◆ **DIRECTION**: Each line containing the word "symbol" should be found and copied.

◆ **A run of records**:
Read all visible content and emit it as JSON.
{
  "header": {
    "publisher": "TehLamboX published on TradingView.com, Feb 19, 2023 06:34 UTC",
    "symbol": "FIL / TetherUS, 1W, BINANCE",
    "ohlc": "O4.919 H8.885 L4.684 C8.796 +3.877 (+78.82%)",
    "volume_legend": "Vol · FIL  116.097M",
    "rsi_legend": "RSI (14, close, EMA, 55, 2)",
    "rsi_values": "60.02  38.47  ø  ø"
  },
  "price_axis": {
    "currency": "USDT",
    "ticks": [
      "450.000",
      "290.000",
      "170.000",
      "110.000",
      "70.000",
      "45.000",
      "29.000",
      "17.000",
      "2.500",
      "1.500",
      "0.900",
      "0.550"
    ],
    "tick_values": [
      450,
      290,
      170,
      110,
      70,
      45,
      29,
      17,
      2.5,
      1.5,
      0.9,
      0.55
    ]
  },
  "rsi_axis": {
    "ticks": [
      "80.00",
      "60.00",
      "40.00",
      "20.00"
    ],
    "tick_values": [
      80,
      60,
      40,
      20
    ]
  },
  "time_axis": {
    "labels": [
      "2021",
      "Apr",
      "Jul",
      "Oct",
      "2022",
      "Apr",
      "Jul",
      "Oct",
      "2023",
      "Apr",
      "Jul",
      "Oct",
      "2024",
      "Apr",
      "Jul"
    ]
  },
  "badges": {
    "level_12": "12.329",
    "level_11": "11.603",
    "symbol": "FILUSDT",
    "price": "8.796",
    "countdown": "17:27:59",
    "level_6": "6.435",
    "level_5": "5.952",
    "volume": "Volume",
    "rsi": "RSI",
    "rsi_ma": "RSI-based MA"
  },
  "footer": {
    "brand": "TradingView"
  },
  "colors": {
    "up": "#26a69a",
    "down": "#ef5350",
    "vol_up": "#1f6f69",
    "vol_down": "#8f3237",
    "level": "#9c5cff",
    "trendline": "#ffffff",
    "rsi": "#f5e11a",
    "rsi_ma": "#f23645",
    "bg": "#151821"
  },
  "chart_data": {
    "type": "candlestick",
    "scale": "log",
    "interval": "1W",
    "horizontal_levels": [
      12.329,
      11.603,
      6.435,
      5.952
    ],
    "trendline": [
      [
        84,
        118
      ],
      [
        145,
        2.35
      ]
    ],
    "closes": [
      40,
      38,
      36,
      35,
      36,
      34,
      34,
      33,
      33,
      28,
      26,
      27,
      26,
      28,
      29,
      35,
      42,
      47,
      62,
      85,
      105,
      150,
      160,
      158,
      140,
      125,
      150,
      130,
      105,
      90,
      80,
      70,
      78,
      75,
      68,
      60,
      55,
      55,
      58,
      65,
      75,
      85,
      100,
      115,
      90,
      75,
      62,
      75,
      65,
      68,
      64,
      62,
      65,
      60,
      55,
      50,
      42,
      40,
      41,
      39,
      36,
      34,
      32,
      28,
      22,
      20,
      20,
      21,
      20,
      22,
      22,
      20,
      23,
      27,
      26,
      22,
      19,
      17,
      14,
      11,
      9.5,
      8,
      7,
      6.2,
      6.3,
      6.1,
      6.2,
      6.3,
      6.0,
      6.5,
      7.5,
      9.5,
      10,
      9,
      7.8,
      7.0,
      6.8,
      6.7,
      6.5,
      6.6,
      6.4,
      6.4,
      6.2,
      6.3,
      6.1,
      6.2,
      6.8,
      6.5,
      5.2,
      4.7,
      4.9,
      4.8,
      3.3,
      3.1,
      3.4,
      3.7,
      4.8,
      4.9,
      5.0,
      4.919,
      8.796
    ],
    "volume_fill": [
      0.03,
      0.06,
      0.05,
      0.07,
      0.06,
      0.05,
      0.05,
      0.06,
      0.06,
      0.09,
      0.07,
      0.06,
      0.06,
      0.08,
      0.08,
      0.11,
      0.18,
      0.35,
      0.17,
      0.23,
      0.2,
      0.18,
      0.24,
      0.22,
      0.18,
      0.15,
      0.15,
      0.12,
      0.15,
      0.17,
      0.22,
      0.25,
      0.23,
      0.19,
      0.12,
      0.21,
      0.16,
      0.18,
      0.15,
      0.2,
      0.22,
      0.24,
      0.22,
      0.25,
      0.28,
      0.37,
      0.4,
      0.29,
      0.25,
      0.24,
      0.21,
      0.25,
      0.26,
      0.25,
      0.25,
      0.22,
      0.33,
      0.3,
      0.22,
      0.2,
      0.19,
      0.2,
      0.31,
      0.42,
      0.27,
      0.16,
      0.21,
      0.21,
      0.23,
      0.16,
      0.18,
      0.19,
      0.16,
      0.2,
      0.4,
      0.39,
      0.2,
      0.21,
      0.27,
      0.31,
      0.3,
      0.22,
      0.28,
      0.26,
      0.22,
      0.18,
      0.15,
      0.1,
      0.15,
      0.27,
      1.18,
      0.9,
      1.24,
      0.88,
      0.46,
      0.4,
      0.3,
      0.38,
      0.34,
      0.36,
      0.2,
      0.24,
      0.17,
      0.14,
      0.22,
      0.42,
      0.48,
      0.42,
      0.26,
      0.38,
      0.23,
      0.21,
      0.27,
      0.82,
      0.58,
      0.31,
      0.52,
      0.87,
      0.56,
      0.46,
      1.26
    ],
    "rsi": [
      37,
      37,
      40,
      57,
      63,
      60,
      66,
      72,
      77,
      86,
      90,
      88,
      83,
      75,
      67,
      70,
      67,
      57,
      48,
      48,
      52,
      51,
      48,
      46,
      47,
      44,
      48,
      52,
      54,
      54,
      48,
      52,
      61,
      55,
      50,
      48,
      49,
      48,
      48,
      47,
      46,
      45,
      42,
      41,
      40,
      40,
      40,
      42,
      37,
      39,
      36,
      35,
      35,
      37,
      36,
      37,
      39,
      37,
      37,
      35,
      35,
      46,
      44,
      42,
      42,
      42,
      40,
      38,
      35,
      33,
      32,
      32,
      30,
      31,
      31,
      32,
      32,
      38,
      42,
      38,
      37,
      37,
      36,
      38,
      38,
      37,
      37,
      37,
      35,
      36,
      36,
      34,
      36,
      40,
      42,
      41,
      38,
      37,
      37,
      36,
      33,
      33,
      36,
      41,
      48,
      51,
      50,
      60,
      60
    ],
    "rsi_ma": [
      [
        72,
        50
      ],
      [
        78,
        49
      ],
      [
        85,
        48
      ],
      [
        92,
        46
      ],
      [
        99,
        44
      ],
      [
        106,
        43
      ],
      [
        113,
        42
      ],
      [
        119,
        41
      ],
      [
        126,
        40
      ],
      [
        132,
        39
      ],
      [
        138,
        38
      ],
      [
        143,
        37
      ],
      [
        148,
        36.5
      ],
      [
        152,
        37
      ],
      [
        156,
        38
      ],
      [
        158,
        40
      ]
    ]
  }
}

◆ **CORRECT RESPONSE**:
    "symbol": "FIL / TetherUS, 1W, BINANCE",
    "symbol": "FILUSDT",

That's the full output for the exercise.